---------- Given records
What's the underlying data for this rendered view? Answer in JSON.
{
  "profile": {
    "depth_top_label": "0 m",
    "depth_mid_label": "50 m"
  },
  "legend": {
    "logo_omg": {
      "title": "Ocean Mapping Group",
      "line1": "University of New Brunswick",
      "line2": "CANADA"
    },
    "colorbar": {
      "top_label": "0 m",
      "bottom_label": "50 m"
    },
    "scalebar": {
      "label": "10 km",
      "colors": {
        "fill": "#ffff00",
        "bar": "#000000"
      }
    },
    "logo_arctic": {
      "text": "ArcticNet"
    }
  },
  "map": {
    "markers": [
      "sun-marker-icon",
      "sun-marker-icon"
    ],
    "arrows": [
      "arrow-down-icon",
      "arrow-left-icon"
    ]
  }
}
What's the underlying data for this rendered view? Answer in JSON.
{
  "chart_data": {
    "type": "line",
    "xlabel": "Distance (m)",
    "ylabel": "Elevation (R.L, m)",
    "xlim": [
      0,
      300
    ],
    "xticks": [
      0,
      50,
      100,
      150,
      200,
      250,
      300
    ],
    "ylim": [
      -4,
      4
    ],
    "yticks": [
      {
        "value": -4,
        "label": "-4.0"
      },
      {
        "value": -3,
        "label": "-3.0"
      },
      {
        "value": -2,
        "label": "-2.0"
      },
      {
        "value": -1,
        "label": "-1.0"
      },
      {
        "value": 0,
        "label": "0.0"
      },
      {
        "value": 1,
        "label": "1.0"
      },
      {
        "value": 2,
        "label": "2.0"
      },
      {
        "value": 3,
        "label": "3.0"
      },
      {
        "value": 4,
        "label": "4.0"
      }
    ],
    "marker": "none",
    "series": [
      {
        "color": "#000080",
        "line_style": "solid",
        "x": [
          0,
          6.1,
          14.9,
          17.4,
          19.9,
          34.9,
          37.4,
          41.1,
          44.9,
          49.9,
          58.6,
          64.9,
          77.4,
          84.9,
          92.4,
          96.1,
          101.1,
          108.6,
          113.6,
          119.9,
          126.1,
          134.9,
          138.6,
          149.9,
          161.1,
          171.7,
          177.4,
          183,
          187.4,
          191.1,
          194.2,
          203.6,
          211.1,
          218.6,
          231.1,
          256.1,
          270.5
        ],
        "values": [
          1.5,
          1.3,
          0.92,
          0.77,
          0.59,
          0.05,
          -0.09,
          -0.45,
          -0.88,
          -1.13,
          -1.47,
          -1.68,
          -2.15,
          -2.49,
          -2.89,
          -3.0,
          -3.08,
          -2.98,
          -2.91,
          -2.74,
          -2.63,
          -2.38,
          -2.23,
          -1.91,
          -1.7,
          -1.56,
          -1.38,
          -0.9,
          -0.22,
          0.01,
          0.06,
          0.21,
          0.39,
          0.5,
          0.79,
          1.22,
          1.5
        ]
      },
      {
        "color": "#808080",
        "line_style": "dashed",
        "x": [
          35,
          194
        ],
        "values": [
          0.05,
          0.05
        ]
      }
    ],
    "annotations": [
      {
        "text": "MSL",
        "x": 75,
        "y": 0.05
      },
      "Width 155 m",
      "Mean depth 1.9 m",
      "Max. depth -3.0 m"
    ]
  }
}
--------------------
## The request:
State, as a bare number, how many lines of the listing hold the word "icon".

## Response to this exercise:
4